Given instruction:
Take the data below and repeat it exactly.

──────── Supplied entries ────────

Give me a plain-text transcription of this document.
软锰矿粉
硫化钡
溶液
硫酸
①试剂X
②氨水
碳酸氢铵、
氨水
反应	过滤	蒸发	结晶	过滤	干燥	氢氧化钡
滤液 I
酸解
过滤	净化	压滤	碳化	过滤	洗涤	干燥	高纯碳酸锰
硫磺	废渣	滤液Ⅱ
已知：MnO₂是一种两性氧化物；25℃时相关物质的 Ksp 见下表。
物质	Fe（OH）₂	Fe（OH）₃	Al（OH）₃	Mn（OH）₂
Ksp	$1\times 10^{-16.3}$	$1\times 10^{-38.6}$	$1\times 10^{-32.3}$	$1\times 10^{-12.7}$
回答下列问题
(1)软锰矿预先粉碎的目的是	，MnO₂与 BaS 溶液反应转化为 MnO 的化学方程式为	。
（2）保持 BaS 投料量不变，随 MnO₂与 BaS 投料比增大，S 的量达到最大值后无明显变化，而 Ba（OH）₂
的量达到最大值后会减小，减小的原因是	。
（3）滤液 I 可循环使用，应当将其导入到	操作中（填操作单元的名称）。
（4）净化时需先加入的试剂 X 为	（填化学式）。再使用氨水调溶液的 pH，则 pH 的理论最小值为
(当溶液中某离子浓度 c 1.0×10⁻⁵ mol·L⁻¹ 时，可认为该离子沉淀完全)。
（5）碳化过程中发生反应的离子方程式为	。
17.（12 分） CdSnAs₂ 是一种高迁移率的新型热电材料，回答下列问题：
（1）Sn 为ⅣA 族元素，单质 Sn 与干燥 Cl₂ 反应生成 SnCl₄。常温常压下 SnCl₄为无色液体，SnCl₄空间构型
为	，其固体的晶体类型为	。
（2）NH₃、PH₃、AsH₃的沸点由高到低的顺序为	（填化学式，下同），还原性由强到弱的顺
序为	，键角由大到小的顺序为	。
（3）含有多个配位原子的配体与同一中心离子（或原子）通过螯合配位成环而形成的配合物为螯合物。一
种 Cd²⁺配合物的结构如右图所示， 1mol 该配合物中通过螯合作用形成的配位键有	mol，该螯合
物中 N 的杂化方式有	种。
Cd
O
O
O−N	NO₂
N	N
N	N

────────

Response to the exercise:
Give me a plain-text transcription of this document.
软锰矿粉
硫化钡
溶液
硫酸
①试剂X
②氨水
碳酸氢铵、
氨水
反应	过滤	蒸发	结晶	过滤	干燥	氢氧化钡
滤液 I
酸解
过滤	净化	压滤	碳化	过滤	洗涤	干燥	高纯碳酸锰
硫磺	废渣	滤液Ⅱ
已知：MnO₂是一种两性氧化物；25℃时相关物质的 Ksp 见下表。
物质	Fe（OH）₂	Fe（OH）₃	Al（OH）₃	Mn（OH）₂
Ksp	$1\times 10^{-16.3}$	$1\times 10^{-38.6}$	$1\times 10^{-32.3}$	$1\times 10^{-12.7}$
回答下列问题
(1)软锰矿预先粉碎的目的是	，MnO₂与 BaS 溶液反应转化为 MnO 的化学方程式为	。
（2）保持 BaS 投料量不变，随 MnO₂与 BaS 投料比增大，S 的量达到最大值后无明显变化，而 Ba（OH）₂
的量达到最大值后会减小，减小的原因是	。
（3）滤液 I 可循环使用，应当将其导入到	操作中（填操作单元的名称）。
（4）净化时需先加入的试剂 X 为	（填化学式）。再使用氨水调溶液的 pH，则 pH 的理论最小值为
(当溶液中某离子浓度 c 1.0×10⁻⁵ mol·L⁻¹ 时，可认为该离子沉淀完全)。
（5）碳化过程中发生反应的离子方程式为	。
17.（12 分） CdSnAs₂ 是一种高迁移率的新型热电材料，回答下列问题：
（1）Sn 为ⅣA 族元素，单质 Sn 与干燥 Cl₂ 反应生成 SnCl₄。常温常压下 SnCl₄为无色液体，SnCl₄空间构型
为	，其固体的晶体类型为	。
（2）NH₃、PH₃、AsH₃的沸点由高到低的顺序为	（填化学式，下同），还原性由强到弱的顺
序为	，键角由大到小的顺序为	。
（3）含有多个配位原子的配体与同一中心离子（或原子）通过螯合配位成环而形成的配合物为螯合物。一
种 Cd²⁺配合物的结构如右图所示， 1mol 该配合物中通过螯合作用形成的配位键有	mol，该螯合
物中 N 的杂化方式有	种。
Cd
O
O
O−N	NO₂
N	N
N	N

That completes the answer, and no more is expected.